All entries must be repeated exactly; do not include the pictures.
start INFORMATION SUPPLIED
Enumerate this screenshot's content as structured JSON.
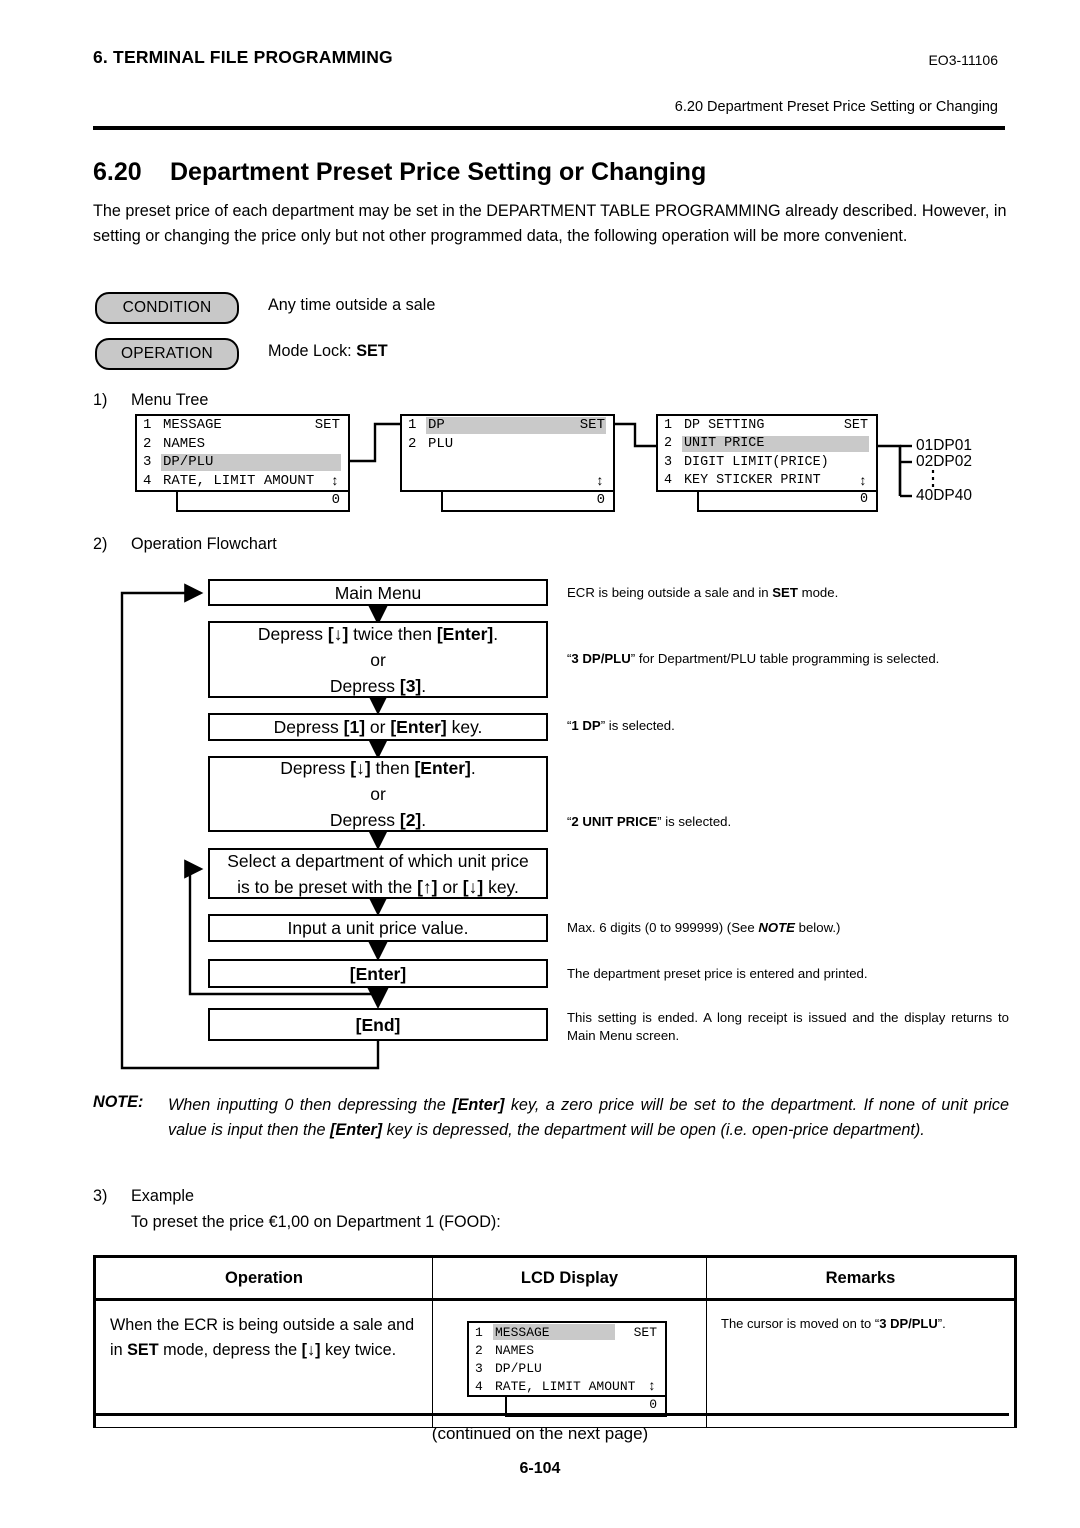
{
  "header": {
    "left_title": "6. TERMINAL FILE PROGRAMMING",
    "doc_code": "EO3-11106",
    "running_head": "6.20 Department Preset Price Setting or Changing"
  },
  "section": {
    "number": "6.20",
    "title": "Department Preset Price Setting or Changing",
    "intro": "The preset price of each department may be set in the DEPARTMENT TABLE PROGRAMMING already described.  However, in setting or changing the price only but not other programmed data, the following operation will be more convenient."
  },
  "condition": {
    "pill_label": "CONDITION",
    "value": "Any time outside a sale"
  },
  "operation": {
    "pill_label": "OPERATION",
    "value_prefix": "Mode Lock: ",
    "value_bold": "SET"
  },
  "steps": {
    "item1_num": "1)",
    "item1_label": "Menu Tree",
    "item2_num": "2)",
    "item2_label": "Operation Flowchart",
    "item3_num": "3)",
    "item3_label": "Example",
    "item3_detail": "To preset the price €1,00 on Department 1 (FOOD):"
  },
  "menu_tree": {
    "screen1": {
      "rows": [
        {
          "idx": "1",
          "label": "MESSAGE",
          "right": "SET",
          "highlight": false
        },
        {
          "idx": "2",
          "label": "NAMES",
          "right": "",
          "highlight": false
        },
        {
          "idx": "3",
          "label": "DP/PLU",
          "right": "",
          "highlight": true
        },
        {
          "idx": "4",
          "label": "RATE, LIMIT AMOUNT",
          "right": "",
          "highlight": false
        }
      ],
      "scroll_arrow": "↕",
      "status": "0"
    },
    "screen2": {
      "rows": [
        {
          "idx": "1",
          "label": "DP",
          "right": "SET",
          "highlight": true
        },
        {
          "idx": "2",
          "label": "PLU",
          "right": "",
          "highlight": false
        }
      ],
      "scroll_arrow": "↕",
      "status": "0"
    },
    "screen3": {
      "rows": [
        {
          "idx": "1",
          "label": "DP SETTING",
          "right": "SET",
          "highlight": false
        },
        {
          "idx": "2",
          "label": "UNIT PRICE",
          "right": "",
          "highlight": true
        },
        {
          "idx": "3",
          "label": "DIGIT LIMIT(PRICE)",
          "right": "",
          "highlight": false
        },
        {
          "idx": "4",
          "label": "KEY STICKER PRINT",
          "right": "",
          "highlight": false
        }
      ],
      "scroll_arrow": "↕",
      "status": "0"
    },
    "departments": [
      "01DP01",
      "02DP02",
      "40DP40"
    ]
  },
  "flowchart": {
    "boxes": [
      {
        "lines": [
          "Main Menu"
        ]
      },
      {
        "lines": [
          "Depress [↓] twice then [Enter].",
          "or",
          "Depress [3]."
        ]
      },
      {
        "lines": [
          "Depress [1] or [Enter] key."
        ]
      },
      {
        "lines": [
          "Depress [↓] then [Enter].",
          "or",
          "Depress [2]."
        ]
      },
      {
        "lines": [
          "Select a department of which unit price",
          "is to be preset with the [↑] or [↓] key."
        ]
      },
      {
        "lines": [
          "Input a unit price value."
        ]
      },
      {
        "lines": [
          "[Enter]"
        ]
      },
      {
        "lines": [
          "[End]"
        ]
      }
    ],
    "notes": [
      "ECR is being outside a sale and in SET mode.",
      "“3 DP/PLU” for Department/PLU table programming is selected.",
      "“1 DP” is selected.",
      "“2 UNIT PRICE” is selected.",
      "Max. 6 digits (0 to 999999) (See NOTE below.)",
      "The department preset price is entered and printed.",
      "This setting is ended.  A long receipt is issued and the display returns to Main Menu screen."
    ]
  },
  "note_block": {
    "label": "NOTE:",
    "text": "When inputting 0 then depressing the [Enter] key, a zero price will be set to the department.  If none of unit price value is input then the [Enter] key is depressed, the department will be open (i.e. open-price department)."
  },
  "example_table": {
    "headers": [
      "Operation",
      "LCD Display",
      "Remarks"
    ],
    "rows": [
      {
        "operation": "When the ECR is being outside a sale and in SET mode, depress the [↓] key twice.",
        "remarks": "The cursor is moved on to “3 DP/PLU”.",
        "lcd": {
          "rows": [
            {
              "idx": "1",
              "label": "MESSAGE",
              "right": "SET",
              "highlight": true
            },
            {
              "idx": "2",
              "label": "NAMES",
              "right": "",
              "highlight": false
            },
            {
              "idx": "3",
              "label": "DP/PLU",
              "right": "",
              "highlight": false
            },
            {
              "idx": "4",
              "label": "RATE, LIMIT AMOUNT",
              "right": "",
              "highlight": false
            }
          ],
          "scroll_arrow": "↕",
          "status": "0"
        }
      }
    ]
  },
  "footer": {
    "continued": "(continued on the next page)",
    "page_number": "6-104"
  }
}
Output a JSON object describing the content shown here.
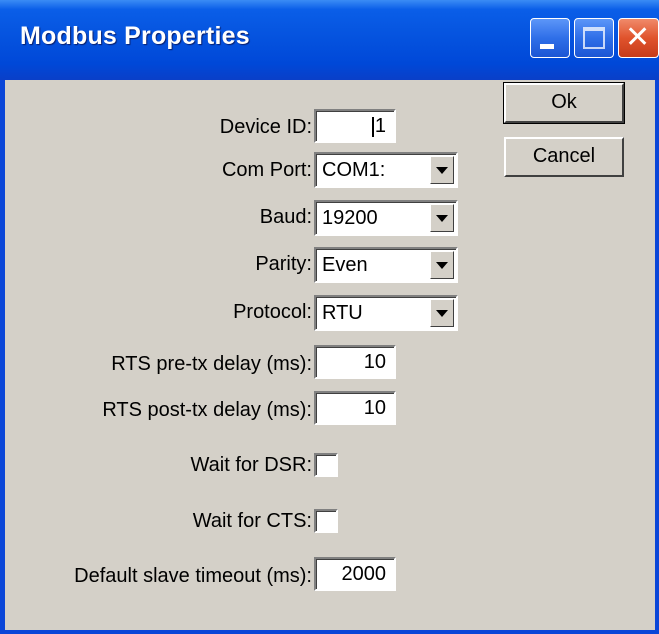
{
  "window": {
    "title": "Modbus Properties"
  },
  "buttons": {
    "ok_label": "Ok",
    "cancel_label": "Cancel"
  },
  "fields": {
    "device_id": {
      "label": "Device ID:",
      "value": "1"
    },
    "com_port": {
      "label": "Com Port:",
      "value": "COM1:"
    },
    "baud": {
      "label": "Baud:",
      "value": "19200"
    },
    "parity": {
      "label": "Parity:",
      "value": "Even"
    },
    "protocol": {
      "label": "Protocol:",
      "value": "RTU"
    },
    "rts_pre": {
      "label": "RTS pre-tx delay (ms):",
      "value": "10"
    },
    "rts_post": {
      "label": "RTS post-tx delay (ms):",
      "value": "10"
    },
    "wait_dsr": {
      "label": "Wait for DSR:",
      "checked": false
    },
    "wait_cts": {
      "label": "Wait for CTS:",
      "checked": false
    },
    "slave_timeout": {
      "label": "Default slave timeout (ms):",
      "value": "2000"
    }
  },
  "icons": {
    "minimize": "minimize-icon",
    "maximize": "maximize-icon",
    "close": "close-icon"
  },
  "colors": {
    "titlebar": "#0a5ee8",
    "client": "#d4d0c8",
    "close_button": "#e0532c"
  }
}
end INFORMATION SUPPLIED
> ANSWER TO THIS EXERCISE
Enumerate this screenshot's content as structured JSON.
{
  "header": {
    "left_title": "6. TERMINAL FILE PROGRAMMING",
    "doc_code": "EO3-11106",
    "running_head": "6.20 Department Preset Price Setting or Changing"
  },
  "section": {
    "number": "6.20",
    "title": "Department Preset Price Setting or Changing",
    "intro": "The preset price of each department may be set in the DEPARTMENT TABLE PROGRAMMING already described.  However, in setting or changing the price only but not other programmed data, the following operation will be more convenient."
  },
  "condition": {
    "pill_label": "CONDITION",
    "value": "Any time outside a sale"
  },
  "operation": {
    "pill_label": "OPERATION",
    "value_prefix": "Mode Lock: ",
    "value_bold": "SET"
  },
  "steps": {
    "item1_num": "1)",
    "item1_label": "Menu Tree",
    "item2_num": "2)",
    "item2_label": "Operation Flowchart",
    "item3_num": "3)",
    "item3_label": "Example",
    "item3_detail": "To preset the price €1,00 on Department 1 (FOOD):"
  },
  "menu_tree": {
    "screen1": {
      "rows": [
        {
          "idx": "1",
          "label": "MESSAGE",
          "right": "SET",
          "highlight": false
        },
        {
          "idx": "2",
          "label": "NAMES",
          "right": "",
          "highlight": false
        },
        {
          "idx": "3",
          "label": "DP/PLU",
          "right": "",
          "highlight": true
        },
        {
          "idx": "4",
          "label": "RATE, LIMIT AMOUNT",
          "right": "",
          "highlight": false
        }
      ],
      "scroll_arrow": "↕",
      "status": "0"
    },
    "screen2": {
      "rows": [
        {
          "idx": "1",
          "label": "DP",
          "right": "SET",
          "highlight": true
        },
        {
          "idx": "2",
          "label": "PLU",
          "right": "",
          "highlight": false
        }
      ],
      "scroll_arrow": "↕",
      "status": "0"
    },
    "screen3": {
      "rows": [
        {
          "idx": "1",
          "label": "DP SETTING",
          "right": "SET",
          "highlight": false
        },
        {
          "idx": "2",
          "label": "UNIT PRICE",
          "right": "",
          "highlight": true
        },
        {
          "idx": "3",
          "label": "DIGIT LIMIT(PRICE)",
          "right": "",
          "highlight": false
        },
        {
          "idx": "4",
          "label": "KEY STICKER PRINT",
          "right": "",
          "highlight": false
        }
      ],
      "scroll_arrow": "↕",
      "status": "0"
    },
    "departments": [
      "01DP01",
      "02DP02",
      "40DP40"
    ]
  },
  "flowchart": {
    "boxes": [
      {
        "lines": [
          "Main Menu"
        ]
      },
      {
        "lines": [
          "Depress [↓] twice then [Enter].",
          "or",
          "Depress [3]."
        ]
      },
      {
        "lines": [
          "Depress [1] or [Enter] key."
        ]
      },
      {
        "lines": [
          "Depress [↓] then [Enter].",
          "or",
          "Depress [2]."
        ]
      },
      {
        "lines": [
          "Select a department of which unit price",
          "is to be preset with the [↑] or [↓] key."
        ]
      },
      {
        "lines": [
          "Input a unit price value."
        ]
      },
      {
        "lines": [
          "[Enter]"
        ]
      },
      {
        "lines": [
          "[End]"
        ]
      }
    ],
    "notes": [
      "ECR is being outside a sale and in SET mode.",
      "“3 DP/PLU” for Department/PLU table programming is selected.",
      "“1 DP” is selected.",
      "“2 UNIT PRICE” is selected.",
      "Max. 6 digits (0 to 999999) (See NOTE below.)",
      "The department preset price is entered and printed.",
      "This setting is ended.  A long receipt is issued and the display returns to Main Menu screen."
    ]
  },
  "note_block": {
    "label": "NOTE:",
    "text": "When inputting 0 then depressing the [Enter] key, a zero price will be set to the department.  If none of unit price value is input then the [Enter] key is depressed, the department will be open (i.e. open-price department)."
  },
  "example_table": {
    "headers": [
      "Operation",
      "LCD Display",
      "Remarks"
    ],
    "rows": [
      {
        "operation": "When the ECR is being outside a sale and in SET mode, depress the [↓] key twice.",
        "remarks": "The cursor is moved on to “3 DP/PLU”.",
        "lcd": {
          "rows": [
            {
              "idx": "1",
              "label": "MESSAGE",
              "right": "SET",
              "highlight": true
            },
            {
              "idx": "2",
              "label": "NAMES",
              "right": "",
              "highlight": false
            },
            {
              "idx": "3",
              "label": "DP/PLU",
              "right": "",
              "highlight": false
            },
            {
              "idx": "4",
              "label": "RATE, LIMIT AMOUNT",
              "right": "",
              "highlight": false
            }
          ],
          "scroll_arrow": "↕",
          "status": "0"
        }
      }
    ]
  },
  "footer": {
    "continued": "(continued on the next page)",
    "page_number": "6-104"
  }
}
Output a JSON object describing the content shown here.
{
  "window": {
    "title": "Modbus Properties"
  },
  "buttons": {
    "ok_label": "Ok",
    "cancel_label": "Cancel"
  },
  "fields": {
    "device_id": {
      "label": "Device ID:",
      "value": "1"
    },
    "com_port": {
      "label": "Com Port:",
      "value": "COM1:"
    },
    "baud": {
      "label": "Baud:",
      "value": "19200"
    },
    "parity": {
      "label": "Parity:",
      "value": "Even"
    },
    "protocol": {
      "label": "Protocol:",
      "value": "RTU"
    },
    "rts_pre": {
      "label": "RTS pre-tx delay (ms):",
      "value": "10"
    },
    "rts_post": {
      "label": "RTS post-tx delay (ms):",
      "value": "10"
    },
    "wait_dsr": {
      "label": "Wait for DSR:",
      "checked": false
    },
    "wait_cts": {
      "label": "Wait for CTS:",
      "checked": false
    },
    "slave_timeout": {
      "label": "Default slave timeout (ms):",
      "value": "2000"
    }
  },
  "icons": {
    "minimize": "minimize-icon",
    "maximize": "maximize-icon",
    "close": "close-icon"
  },
  "colors": {
    "titlebar": "#0a5ee8",
    "client": "#d4d0c8",
    "close_button": "#e0532c"
  }
}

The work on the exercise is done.